Listed entries:
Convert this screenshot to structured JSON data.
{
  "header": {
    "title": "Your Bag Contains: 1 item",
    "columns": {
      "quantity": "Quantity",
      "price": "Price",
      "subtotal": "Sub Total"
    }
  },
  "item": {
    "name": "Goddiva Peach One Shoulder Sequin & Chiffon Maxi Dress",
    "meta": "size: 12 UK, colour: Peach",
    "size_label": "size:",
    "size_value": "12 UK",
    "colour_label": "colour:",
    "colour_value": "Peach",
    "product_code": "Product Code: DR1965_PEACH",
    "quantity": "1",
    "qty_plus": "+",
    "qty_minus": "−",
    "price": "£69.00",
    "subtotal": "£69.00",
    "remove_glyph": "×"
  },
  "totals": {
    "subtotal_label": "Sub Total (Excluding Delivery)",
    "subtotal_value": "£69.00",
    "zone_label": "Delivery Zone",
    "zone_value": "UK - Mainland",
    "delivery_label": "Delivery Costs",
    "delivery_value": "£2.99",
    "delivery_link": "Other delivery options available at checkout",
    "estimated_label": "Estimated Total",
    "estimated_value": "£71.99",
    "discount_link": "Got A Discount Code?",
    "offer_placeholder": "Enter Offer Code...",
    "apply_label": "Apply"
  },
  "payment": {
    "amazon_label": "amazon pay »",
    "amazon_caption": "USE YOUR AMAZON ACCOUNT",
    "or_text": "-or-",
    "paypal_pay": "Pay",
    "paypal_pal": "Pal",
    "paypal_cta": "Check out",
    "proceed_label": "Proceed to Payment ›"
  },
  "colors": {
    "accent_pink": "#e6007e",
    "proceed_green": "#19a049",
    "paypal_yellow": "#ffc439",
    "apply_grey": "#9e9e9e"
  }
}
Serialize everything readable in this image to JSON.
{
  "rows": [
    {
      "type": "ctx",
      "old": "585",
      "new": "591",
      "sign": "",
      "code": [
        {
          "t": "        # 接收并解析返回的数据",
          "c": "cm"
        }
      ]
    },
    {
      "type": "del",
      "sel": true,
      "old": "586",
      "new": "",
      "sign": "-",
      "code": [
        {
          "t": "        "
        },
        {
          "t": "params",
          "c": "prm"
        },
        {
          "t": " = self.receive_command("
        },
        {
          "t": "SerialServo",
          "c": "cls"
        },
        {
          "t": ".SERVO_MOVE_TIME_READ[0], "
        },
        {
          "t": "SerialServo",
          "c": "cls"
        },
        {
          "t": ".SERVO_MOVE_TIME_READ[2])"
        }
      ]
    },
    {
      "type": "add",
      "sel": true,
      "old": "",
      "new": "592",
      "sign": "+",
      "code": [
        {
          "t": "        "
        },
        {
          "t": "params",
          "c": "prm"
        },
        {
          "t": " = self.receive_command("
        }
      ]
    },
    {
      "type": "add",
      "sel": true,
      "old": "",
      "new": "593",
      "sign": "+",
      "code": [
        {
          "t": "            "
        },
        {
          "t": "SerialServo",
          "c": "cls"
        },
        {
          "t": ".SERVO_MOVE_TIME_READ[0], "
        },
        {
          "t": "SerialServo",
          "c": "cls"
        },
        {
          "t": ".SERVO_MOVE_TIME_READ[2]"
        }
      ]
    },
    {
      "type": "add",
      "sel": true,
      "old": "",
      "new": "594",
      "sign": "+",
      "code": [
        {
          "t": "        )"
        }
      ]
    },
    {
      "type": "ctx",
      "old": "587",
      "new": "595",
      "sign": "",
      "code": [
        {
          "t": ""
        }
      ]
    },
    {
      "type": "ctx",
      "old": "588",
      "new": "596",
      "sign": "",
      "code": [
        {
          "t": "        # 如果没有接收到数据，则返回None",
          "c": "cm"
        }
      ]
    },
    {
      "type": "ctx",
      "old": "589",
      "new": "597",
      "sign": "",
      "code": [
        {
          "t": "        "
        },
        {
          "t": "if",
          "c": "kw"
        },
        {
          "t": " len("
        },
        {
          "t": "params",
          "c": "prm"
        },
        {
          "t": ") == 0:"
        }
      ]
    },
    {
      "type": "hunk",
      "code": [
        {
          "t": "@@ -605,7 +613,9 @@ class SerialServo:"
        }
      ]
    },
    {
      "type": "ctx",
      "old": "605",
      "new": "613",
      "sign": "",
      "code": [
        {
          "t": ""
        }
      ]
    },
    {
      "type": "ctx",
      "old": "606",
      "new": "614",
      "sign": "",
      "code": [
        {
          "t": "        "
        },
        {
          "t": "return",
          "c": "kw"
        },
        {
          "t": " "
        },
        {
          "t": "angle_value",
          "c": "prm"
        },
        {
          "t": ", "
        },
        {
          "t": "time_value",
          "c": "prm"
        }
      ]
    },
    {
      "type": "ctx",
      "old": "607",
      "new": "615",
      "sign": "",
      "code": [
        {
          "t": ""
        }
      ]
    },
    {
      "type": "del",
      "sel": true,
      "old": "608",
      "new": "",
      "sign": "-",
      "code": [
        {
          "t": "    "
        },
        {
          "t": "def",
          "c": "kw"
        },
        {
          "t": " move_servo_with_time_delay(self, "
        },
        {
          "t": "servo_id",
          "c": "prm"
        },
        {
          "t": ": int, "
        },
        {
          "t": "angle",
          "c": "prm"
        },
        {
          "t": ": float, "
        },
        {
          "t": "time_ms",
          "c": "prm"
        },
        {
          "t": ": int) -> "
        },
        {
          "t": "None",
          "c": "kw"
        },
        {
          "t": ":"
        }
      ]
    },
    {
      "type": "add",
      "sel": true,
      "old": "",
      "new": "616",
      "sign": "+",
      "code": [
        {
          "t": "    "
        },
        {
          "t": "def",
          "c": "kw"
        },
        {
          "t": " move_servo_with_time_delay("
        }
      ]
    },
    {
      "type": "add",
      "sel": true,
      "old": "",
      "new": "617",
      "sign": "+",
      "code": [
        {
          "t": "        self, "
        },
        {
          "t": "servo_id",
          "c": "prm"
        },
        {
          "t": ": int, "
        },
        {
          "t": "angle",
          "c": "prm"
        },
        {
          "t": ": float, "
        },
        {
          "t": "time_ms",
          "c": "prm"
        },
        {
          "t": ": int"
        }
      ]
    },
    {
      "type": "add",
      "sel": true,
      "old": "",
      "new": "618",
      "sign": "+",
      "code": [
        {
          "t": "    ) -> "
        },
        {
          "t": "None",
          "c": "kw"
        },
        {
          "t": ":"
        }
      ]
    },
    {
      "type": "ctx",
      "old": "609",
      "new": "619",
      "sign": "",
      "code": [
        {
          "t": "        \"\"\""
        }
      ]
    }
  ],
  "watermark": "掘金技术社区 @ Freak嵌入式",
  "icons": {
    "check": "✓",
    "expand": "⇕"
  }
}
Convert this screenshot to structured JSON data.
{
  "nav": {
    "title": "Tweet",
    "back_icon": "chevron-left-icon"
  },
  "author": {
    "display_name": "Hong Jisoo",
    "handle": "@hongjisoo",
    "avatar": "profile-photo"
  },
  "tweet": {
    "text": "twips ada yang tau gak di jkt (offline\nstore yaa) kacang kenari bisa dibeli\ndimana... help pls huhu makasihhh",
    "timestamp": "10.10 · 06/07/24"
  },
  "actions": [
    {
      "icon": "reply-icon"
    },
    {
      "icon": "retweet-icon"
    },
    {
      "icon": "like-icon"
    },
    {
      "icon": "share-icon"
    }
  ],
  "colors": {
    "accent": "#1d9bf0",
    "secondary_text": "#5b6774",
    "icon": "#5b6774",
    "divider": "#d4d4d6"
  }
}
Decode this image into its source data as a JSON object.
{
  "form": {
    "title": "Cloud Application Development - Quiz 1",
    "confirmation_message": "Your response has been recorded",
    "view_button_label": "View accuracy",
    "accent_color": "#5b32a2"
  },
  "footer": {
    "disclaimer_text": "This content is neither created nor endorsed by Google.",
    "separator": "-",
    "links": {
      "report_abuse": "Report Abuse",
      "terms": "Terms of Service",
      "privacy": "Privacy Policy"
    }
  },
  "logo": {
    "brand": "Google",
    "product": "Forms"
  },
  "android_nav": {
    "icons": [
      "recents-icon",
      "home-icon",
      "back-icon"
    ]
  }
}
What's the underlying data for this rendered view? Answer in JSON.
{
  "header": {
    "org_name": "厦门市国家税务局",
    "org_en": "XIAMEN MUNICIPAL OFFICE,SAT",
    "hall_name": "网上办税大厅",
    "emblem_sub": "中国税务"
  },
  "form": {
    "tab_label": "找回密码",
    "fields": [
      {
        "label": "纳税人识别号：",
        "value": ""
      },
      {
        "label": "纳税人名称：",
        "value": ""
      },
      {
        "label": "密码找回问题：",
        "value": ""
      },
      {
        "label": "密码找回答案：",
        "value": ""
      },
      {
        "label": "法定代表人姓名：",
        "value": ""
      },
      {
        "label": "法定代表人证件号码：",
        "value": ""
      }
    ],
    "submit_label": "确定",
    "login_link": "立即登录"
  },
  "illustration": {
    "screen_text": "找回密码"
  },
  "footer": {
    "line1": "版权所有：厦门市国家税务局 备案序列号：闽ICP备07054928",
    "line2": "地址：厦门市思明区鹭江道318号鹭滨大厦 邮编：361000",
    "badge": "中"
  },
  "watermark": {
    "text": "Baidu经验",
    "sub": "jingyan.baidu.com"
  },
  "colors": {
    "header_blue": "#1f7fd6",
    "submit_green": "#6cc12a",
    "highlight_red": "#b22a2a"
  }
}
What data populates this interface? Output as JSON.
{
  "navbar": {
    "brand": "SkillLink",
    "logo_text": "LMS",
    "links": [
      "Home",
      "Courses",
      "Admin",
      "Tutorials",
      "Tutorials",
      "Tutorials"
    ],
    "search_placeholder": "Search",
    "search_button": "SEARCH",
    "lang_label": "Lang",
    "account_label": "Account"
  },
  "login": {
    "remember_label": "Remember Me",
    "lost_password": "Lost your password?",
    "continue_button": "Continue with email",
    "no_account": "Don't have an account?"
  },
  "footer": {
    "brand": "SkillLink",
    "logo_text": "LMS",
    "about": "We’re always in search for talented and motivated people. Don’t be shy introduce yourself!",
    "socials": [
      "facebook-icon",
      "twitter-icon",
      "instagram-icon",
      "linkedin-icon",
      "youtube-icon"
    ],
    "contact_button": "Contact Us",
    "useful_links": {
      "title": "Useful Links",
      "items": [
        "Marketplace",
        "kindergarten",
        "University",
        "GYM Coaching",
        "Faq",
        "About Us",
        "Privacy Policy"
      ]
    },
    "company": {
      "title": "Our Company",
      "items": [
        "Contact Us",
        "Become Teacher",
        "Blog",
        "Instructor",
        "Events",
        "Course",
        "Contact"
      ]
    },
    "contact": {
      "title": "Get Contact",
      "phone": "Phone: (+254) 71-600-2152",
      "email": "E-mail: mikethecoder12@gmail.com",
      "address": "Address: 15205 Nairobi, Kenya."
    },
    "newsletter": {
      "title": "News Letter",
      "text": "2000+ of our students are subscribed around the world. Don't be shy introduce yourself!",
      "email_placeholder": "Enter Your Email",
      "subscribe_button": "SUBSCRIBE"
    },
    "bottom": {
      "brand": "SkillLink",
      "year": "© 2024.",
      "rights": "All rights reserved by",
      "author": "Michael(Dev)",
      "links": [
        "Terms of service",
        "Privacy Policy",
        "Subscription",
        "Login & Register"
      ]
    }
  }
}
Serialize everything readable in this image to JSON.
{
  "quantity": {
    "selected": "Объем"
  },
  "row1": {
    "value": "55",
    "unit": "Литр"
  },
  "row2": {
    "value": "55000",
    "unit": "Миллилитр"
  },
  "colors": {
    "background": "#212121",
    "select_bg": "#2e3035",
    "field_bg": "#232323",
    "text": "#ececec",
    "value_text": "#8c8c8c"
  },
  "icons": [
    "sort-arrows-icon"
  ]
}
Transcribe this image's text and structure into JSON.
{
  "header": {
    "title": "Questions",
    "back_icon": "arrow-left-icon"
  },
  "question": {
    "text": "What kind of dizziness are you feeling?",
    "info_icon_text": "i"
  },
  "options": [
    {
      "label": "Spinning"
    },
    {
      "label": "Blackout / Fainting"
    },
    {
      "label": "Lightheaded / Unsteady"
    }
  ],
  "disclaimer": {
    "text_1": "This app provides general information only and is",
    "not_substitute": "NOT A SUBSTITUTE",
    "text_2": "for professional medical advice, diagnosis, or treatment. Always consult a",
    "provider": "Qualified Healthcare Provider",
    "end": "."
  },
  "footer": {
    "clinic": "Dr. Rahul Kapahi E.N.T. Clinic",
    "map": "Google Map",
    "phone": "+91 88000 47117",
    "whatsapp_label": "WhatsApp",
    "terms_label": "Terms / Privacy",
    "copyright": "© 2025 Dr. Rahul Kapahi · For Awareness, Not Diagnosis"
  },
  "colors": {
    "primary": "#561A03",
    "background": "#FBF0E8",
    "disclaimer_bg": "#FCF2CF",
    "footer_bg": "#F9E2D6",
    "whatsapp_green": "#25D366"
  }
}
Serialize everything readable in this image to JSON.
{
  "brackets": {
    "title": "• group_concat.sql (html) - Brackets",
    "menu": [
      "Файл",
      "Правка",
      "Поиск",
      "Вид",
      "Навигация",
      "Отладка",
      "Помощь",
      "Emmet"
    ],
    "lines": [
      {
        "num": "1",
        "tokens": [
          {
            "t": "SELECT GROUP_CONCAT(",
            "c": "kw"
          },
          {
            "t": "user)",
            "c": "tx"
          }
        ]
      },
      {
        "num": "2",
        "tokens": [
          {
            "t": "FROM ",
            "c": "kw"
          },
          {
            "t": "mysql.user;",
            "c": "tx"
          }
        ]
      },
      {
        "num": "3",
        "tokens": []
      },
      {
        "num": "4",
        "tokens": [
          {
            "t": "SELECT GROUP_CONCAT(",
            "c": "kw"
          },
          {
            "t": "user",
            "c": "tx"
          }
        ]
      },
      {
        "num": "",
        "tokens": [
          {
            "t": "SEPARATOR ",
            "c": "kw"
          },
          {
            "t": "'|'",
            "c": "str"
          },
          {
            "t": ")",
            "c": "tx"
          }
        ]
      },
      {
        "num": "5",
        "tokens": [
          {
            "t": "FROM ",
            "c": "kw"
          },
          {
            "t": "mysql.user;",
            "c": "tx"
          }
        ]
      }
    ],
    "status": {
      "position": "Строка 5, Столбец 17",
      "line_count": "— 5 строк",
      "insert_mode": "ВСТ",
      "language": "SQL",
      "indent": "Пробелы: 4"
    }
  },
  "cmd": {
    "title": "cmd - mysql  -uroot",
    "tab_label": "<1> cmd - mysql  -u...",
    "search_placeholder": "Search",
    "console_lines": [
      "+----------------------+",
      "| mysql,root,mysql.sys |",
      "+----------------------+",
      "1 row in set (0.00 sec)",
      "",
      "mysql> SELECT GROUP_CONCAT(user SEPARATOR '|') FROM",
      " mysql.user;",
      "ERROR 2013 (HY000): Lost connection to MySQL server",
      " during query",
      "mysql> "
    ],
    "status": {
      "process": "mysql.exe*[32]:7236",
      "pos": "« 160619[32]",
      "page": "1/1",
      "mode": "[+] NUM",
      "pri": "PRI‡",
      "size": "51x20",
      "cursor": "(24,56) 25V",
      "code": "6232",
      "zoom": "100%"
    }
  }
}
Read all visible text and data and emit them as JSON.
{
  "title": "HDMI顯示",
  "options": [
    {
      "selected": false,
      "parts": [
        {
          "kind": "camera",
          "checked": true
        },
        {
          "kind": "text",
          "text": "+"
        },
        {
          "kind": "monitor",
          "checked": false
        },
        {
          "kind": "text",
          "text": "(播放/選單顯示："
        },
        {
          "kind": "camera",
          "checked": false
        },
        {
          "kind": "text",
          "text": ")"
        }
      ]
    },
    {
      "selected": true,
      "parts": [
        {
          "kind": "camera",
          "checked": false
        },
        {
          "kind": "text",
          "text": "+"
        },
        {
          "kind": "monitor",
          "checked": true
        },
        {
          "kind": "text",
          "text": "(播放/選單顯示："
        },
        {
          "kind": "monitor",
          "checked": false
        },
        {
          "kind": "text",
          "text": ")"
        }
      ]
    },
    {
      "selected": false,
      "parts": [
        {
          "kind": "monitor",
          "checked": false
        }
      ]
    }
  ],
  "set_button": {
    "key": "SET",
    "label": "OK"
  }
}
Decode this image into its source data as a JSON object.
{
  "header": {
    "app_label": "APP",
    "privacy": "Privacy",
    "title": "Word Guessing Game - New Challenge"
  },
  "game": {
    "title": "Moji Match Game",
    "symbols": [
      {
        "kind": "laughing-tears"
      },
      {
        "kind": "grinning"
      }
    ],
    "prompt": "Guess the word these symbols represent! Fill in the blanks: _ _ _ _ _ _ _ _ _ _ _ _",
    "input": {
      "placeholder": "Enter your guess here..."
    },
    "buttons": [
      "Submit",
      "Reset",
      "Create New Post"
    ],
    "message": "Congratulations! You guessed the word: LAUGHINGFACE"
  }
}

Exercise description:
Show all lines above holding "Terms".

Final result:
      "terms": "Terms of Service",
        "Terms of service",
    "terms_label": "Terms / Privacy",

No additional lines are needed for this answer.